- _TASK ITEM A_: From the Stock Transformers project description, please reproduce the part that opens with the words containing "- For each of" and closes with "previous 100 days.".
- _TASK ITEM B_: According to the Stock Transformers project description, how many previous days of data do the models use to predict a stock's closing price?

*** READING TEXT ***

Welcome to Stock Transformers !
Mentees - Khush Agarwal, Yashvi Mehta, Ghruank Kothare
Mentors - Tvisha Vedant, Kindipsingh Malhi
Project Idea
In the modern capital market, the price of a stock is often considered to be highly volatile and unpredictable because of various social, financial, political and other dynamic factors that can bring catastrophic financial loss to the investors. This project aims to predict stock prices using transformer architecture by utilising the concept of time series forecasting.
The transformer model has been widely leveraged for natural language processing and computer vision tasks,but is less frequently used for tasks like stock prices prediction. The introduction of time2vec encoding to represent the time series features has made it possible to employ the transformer model for the stock price prediction. We aim to leverage these two effective techniques to discover forecasting ability on volatile stock markets.
Overview
In this project :
- We have classified stocks into 2 categories, volatile and non-volatile.
- For each of them we worked on 3 models namely , LSTM, transformer and informer.
- We perfomed feature engineering and time2vec to create our datasets.
- Our models predict the closing price of a stock on a day based on data of previous 100 days.
- Finally, we concluded it by comparing results across all models and determining which one had the best accuracy.

*** End of READING TEXT ***
*** GIVEN RECORDS ***

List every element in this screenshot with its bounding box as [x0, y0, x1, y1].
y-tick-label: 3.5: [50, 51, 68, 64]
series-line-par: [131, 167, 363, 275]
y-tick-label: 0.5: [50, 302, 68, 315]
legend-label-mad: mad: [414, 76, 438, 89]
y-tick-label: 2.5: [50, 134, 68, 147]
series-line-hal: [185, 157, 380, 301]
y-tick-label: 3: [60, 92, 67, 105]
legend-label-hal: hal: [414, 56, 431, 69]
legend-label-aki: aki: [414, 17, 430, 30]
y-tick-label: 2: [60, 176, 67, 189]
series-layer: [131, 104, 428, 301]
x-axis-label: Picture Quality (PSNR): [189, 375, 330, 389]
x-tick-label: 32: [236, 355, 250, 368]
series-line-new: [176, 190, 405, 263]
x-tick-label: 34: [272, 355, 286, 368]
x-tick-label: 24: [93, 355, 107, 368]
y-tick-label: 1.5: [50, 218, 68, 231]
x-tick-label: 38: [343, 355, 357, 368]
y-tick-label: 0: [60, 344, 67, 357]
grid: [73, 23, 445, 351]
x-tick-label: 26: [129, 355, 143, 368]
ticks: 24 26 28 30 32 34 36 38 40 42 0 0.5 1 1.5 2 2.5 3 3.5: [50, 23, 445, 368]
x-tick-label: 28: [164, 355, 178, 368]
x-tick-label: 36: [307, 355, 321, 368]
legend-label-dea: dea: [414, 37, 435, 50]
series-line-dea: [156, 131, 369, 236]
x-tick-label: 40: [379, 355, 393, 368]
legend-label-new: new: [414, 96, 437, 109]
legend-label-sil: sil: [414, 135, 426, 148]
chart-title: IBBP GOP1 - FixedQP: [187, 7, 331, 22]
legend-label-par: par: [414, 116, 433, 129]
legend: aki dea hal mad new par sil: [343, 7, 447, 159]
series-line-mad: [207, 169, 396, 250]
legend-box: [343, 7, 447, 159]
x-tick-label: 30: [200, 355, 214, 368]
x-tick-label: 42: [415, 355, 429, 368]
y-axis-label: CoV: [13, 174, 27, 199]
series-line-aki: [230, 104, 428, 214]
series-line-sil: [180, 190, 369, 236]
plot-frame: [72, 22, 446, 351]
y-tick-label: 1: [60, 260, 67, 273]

*** End of GIVEN RECORDS ***

- _YOUR SOLUTION A_:
- For each of them we worked on 3 models namely , LSTM, transformer and informer.
- We perfomed feature engineering and time2vec to create our datasets.
- Our models predict the closing price of a stock on a day based on data of previous 100 days.

- _YOUR SOLUTION B_: 100 days.